— start of Source records —
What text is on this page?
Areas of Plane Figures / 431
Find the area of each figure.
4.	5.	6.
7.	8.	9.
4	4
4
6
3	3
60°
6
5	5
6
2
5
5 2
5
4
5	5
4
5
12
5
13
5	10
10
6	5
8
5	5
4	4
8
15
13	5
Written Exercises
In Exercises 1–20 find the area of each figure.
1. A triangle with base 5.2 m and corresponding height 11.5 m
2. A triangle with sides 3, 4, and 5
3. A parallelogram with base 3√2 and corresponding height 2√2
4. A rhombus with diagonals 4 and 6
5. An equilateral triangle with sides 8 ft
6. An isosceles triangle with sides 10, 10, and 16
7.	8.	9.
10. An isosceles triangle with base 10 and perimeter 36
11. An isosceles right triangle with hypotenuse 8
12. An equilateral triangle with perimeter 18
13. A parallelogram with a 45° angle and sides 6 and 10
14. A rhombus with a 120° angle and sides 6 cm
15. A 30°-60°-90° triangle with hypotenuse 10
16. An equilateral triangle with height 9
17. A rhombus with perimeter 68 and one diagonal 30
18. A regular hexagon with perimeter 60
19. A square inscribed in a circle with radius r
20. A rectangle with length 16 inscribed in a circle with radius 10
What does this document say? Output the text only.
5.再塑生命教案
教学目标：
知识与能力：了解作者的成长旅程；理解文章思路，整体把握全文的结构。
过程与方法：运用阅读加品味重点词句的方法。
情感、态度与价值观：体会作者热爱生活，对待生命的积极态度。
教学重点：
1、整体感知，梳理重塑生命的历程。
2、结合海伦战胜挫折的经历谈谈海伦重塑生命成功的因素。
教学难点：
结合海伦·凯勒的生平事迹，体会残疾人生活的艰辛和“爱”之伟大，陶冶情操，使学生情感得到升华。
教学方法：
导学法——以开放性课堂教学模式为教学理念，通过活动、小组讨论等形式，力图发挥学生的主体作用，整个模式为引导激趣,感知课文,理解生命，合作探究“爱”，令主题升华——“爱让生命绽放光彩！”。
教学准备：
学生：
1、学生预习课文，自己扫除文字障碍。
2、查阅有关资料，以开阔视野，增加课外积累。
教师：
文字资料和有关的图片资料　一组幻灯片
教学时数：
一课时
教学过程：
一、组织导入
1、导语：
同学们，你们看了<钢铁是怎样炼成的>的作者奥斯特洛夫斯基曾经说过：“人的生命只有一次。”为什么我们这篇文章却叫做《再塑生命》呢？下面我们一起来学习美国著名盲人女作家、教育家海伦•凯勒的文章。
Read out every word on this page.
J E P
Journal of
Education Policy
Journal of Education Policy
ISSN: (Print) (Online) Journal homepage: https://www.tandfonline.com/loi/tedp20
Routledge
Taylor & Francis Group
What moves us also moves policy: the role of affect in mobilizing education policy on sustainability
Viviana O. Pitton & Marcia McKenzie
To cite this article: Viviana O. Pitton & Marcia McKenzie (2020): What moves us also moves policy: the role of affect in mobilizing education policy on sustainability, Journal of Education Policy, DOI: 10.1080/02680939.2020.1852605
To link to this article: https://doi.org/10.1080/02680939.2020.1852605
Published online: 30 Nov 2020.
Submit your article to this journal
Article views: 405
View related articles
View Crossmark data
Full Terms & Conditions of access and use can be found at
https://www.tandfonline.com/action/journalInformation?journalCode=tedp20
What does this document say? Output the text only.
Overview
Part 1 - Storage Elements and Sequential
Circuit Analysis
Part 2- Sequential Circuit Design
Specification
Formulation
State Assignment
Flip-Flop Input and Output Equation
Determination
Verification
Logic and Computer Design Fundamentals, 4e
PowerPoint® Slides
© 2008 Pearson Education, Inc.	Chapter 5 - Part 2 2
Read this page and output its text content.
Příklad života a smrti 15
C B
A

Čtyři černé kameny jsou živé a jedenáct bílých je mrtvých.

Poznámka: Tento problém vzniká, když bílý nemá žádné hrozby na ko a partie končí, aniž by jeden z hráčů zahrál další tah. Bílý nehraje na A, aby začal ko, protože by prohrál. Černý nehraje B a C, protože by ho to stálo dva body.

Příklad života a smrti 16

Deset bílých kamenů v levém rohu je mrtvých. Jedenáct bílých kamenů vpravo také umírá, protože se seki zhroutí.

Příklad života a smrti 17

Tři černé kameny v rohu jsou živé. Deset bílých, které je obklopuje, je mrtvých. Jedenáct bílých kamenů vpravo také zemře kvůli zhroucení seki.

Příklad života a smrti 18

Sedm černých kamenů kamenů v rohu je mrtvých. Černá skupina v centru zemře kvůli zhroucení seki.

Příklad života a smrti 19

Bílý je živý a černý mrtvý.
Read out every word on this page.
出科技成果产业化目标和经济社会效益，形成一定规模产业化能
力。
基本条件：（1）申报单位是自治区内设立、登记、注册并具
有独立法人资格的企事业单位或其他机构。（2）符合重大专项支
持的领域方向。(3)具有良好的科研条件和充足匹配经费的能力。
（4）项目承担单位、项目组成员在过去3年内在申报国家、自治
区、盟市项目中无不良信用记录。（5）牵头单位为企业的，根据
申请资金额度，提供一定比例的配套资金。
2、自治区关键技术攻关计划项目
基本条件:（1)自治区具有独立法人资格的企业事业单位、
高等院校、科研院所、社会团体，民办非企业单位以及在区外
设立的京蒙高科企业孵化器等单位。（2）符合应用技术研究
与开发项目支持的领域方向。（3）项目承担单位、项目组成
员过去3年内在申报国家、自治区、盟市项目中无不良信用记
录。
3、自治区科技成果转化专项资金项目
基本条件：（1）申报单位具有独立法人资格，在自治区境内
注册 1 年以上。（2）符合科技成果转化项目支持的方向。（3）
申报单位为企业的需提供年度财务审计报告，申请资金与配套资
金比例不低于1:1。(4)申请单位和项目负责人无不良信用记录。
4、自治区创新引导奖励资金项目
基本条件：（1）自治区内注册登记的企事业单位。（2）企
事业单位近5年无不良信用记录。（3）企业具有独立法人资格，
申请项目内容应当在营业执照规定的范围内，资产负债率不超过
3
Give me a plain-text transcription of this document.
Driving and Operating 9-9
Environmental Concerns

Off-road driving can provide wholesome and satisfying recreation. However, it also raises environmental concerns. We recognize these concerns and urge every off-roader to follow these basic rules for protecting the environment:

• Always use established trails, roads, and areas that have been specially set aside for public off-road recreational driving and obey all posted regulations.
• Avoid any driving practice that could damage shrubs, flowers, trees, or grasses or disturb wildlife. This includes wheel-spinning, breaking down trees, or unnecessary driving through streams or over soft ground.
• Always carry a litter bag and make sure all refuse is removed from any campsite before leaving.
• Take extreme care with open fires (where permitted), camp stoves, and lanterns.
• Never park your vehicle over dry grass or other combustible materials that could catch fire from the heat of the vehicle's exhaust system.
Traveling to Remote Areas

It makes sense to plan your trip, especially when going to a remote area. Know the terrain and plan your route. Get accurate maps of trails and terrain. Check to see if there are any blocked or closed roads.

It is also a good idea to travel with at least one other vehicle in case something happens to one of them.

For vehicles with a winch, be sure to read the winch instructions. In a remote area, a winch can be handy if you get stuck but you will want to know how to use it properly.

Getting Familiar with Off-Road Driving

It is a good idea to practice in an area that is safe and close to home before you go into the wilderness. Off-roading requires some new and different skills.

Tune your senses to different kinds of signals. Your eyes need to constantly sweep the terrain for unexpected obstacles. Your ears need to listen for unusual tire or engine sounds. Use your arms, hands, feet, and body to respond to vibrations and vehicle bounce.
— end of Source records —
#### [Work required]
Count the lines that include the word "text" and state the result as a bare number.

#### [Full solution]
5